OBJECTIVE: Count every line below in which "with" occurs, then give only the count.

◆ ◆ ◆

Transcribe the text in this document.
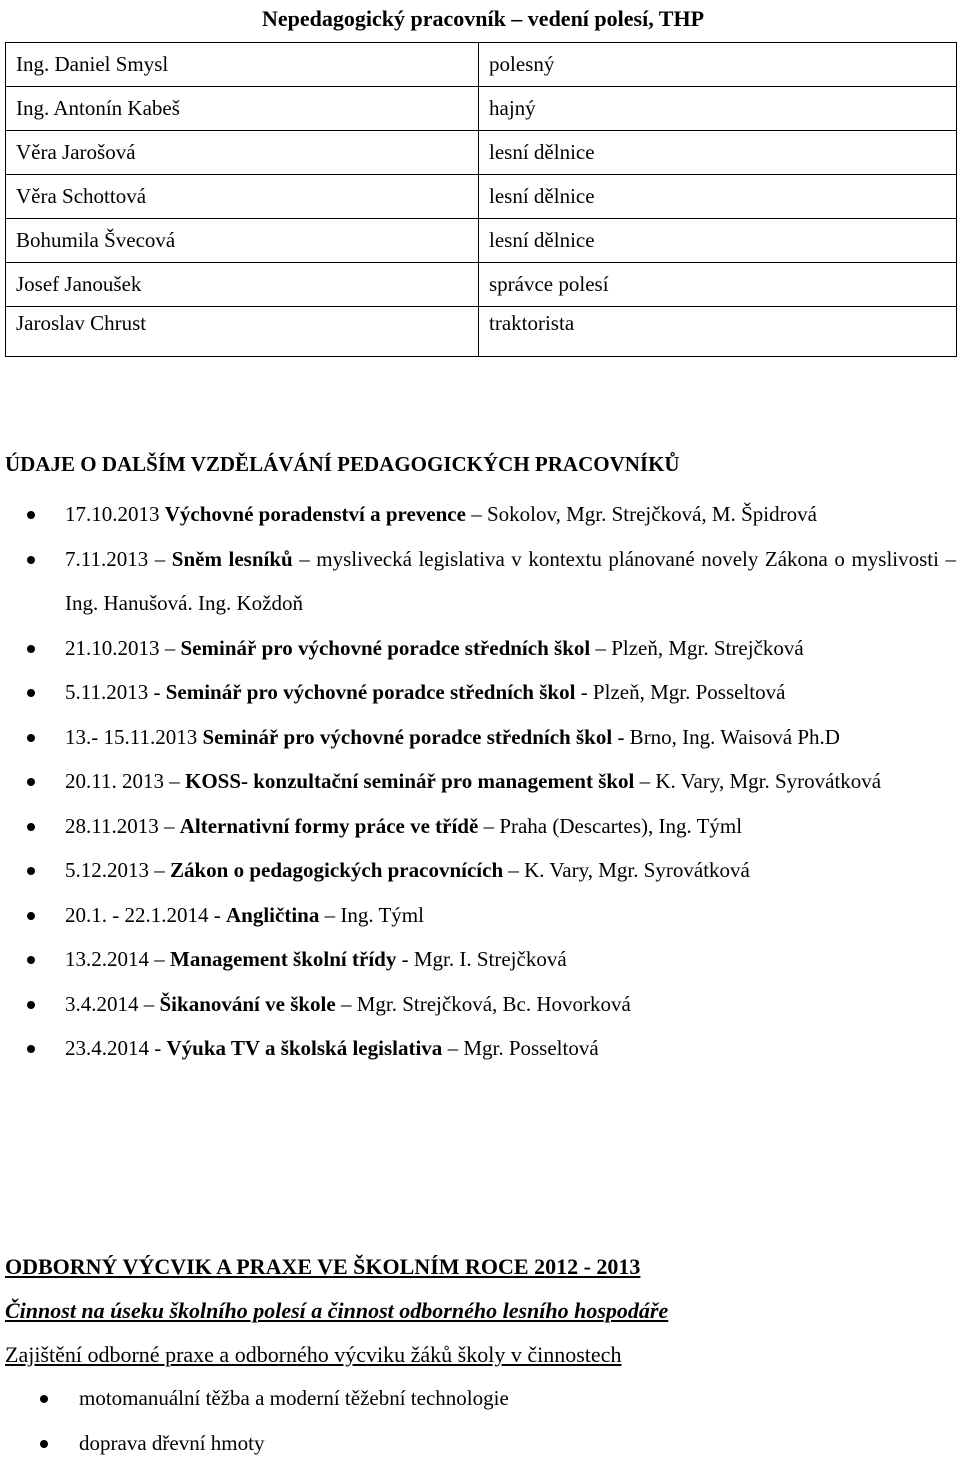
Nepedagogický pracovník – vedení polesí, THP
Ing. Daniel Smysl	polesný
Ing. Antonín Kabeš	hajný
Věra Jarošová	lesní dělnice
Věra Schottová	lesní dělnice
Bohumila Švecová	lesní dělnice
Josef Janoušek	správce polesí
Jaroslav Chrust	traktorista
ÚDAJE O DALŠÍM VZDĚLÁVÁNÍ PEDAGOGICKÝCH PRACOVNÍKŮ
17.10.2013 Výchovné poradenství a prevence – Sokolov, Mgr. Strejčková, M. Špidrová
7.11.2013 – Sněm lesníků – myslivecká legislativa v kontextu plánované novely Zákona o myslivosti – Ing. Hanušová. Ing. Koždoň
21.10.2013 – Seminář pro výchovné poradce středních škol – Plzeň, Mgr. Strejčková
5.11.2013 - Seminář pro výchovné poradce středních škol - Plzeň, Mgr. Posseltová
13.- 15.11.2013 Seminář pro výchovné poradce středních škol - Brno, Ing. Waisová Ph.D
20.11. 2013 – KOSS- konzultační seminář pro management škol – K. Vary, Mgr. Syrovátková
28.11.2013 – Alternativní formy práce ve třídě – Praha (Descartes), Ing. Týml
5.12.2013 – Zákon o pedagogických pracovnících – K. Vary, Mgr. Syrovátková
20.1. - 22.1.2014 - Angličtina – Ing. Týml
13.2.2014 – Management školní třídy - Mgr. I. Strejčková
3.4.2014 – Šikanování ve škole – Mgr. Strejčková, Bc. Hovorková
23.4.2014 - Výuka TV a školská legislativa – Mgr. Posseltová
ODBORNÝ VÝCVIK A PRAXE VE ŠKOLNÍM ROCE 2012 - 2013
Činnost na úseku školního polesí a činnost odborného lesního hospodáře
Zajištění odborné praxe a odborného výcviku žáků školy v činnostech
motomanuální těžba a moderní těžební technologie
doprava dřevní hmoty
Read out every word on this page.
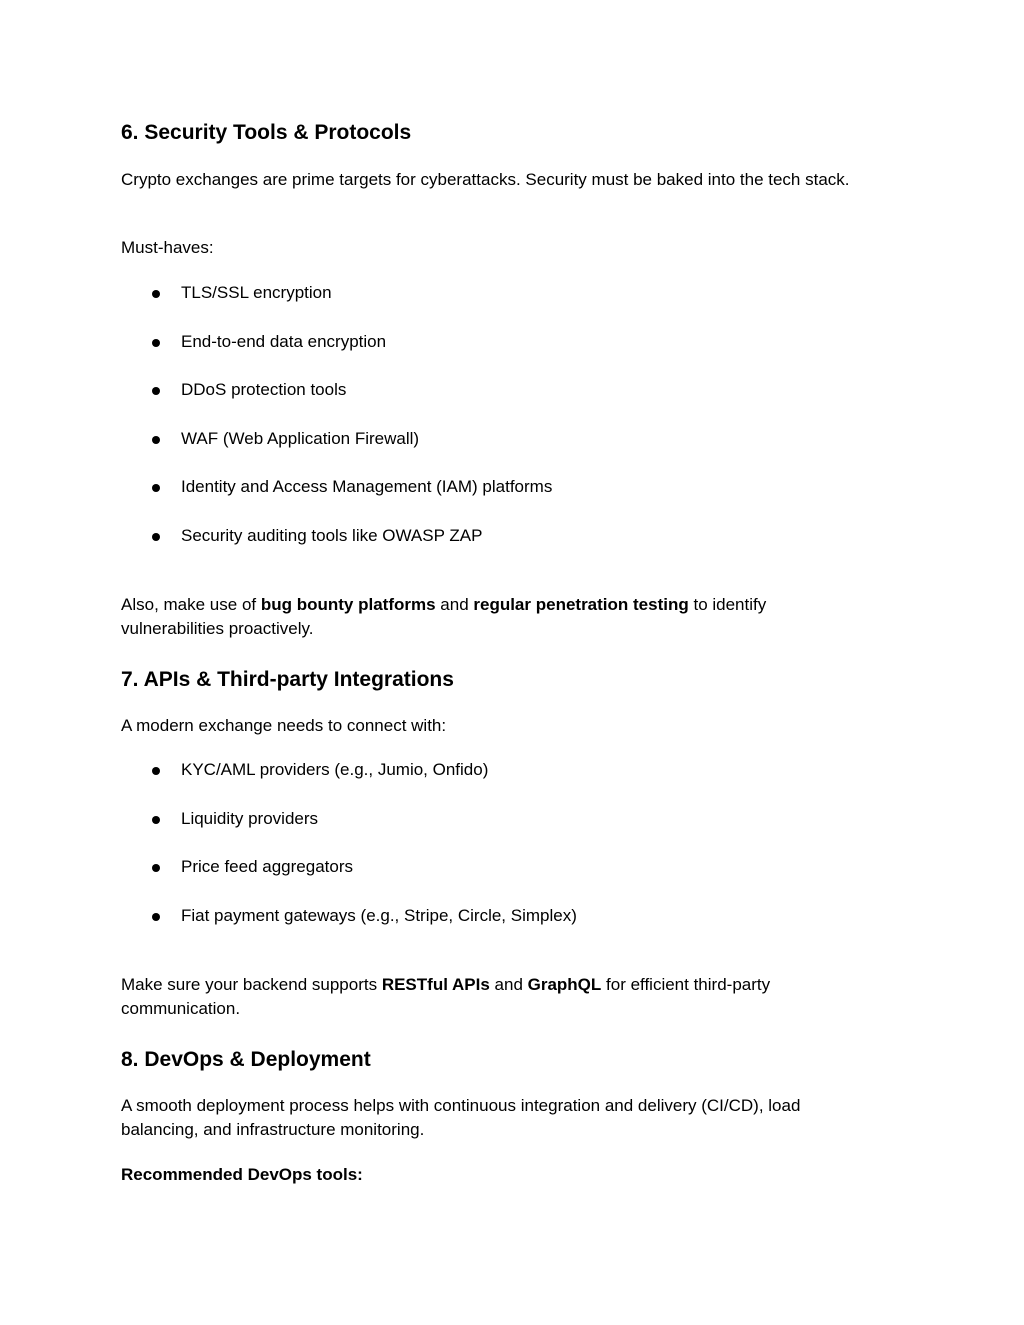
6. Security Tools & Protocols

Crypto exchanges are prime targets for cyberattacks. Security must be baked into the tech stack.

Must-haves:

TLS/SSL encryption
End-to-end data encryption
DDoS protection tools
WAF (Web Application Firewall)
Identity and Access Management (IAM) platforms
Security auditing tools like OWASP ZAP

Also, make use of bug bounty platforms and regular penetration testing to identify vulnerabilities proactively.

7. APIs & Third-party Integrations

A modern exchange needs to connect with:

KYC/AML providers (e.g., Jumio, Onfido)
Liquidity providers
Price feed aggregators
Fiat payment gateways (e.g., Stripe, Circle, Simplex)

Make sure your backend supports RESTful APIs and GraphQL for efficient third-party communication.

8. DevOps & Deployment

A smooth deployment process helps with continuous integration and delivery (CI/CD), load balancing, and infrastructure monitoring.

Recommended DevOps tools:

◆ ◆ ◆

FINAL RESULT: 2